__Given task__.
From the entries below, copy every line where the string "value" appears.

── Entries provided

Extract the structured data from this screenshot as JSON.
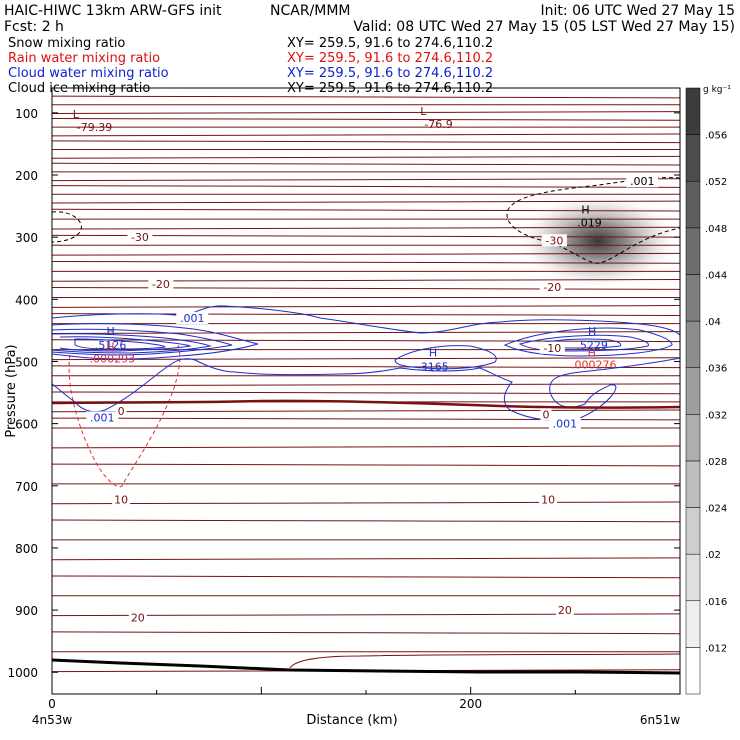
{
  "header": {
    "title_left": "HAIC-HIWC 13km ARW-GFS init",
    "title_center": "NCAR/MMM",
    "init": "Init: 06 UTC Wed 27 May 15",
    "fcst": "Fcst:     2 h",
    "valid": "Valid: 08 UTC Wed 27 May 15 (05 LST Wed 27 May 15)",
    "rows": [
      {
        "label": "Snow mixing ratio",
        "xy": "XY= 259.5, 91.6 to 274.6,110.2",
        "color": "#000000"
      },
      {
        "label": "Rain water mixing ratio",
        "xy": "XY= 259.5, 91.6 to 274.6,110.2",
        "color": "#dd1111"
      },
      {
        "label": "Cloud water mixing ratio",
        "xy": "XY= 259.5, 91.6 to 274.6,110.2",
        "color": "#1122cc"
      },
      {
        "label": "Cloud ice mixing ratio",
        "xy": "XY= 259.5, 91.6 to 274.6,110.2",
        "color": "#000000"
      }
    ]
  },
  "colors": {
    "temperature": "#7a1010",
    "cloud_water": "#1a2fd0",
    "rain": "#e03030",
    "ice": "#000000"
  },
  "colorbar": {
    "unit": "g kg⁻¹",
    "labels": [
      ".012",
      ".016",
      ".02",
      ".024",
      ".028",
      ".032",
      ".036",
      ".04",
      ".044",
      ".048",
      ".052",
      ".056"
    ]
  },
  "chart_data": {
    "type": "contour",
    "xlabel": "Distance (km)",
    "ylabel": "Pressure (hPa)",
    "x_ticks": [
      "0",
      "200"
    ],
    "x_endpoints": [
      "4n53w",
      "6n51w"
    ],
    "y_ticks": [
      "100",
      "200",
      "300",
      "400",
      "500",
      "600",
      "700",
      "800",
      "900",
      "1000"
    ],
    "xlim": [
      0,
      300
    ],
    "ylim": [
      1035,
      60
    ],
    "isotherm_labels": [
      {
        "text": "-30",
        "x": 42,
        "p": 300
      },
      {
        "text": "-30",
        "x": 240,
        "p": 305
      },
      {
        "text": "-20",
        "x": 52,
        "p": 375
      },
      {
        "text": "-20",
        "x": 239,
        "p": 380
      },
      {
        "text": "-10",
        "x": 239,
        "p": 478
      },
      {
        "text": "0",
        "x": 33,
        "p": 580
      },
      {
        "text": "0",
        "x": 236,
        "p": 585
      },
      {
        "text": "10",
        "x": 33,
        "p": 722
      },
      {
        "text": "10",
        "x": 237,
        "p": 722
      },
      {
        "text": "20",
        "x": 41,
        "p": 912
      },
      {
        "text": "20",
        "x": 245,
        "p": 900
      }
    ],
    "temp_lows": [
      {
        "mark": "L",
        "value": "-79.39",
        "x": 8,
        "p": 115
      },
      {
        "mark": "L",
        "value": "-76.9",
        "x": 174,
        "p": 110
      }
    ],
    "cloud_water_labels": [
      {
        "text": ".001",
        "x": 67,
        "p": 430
      },
      {
        "text": ".001",
        "x": 24,
        "p": 590
      },
      {
        "text": ".001",
        "x": 245,
        "p": 600
      }
    ],
    "cloud_water_maxima": [
      {
        "mark": "H",
        "value": ".5126",
        "x": 28,
        "p": 470
      },
      {
        "mark": "H",
        "value": ".3165",
        "x": 182,
        "p": 505
      },
      {
        "mark": "H",
        "value": ".5229",
        "x": 258,
        "p": 470
      }
    ],
    "rain_maxima": [
      {
        "mark": "H",
        "value": ".000293",
        "x": 25,
        "p": 495
      },
      {
        "mark": "H",
        "value": ".000276",
        "x": 255,
        "p": 505
      }
    ],
    "ice_labels": [
      {
        "text": ".001",
        "x": 282,
        "p": 210
      }
    ],
    "ice_maxima": [
      {
        "mark": "H",
        "value": ".019",
        "x": 252,
        "p": 275
      }
    ],
    "snow_field": {
      "x": 265,
      "p": 300,
      "max": 0.056
    }
  }
}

────

__Correct answer__.
        "value": "-79.39",
        "value": "-76.9",
        "value": ".5126",
        "value": ".3165",
        "value": ".5229",
        "value": ".000293",
        "value": ".000276",
        "value": ".019",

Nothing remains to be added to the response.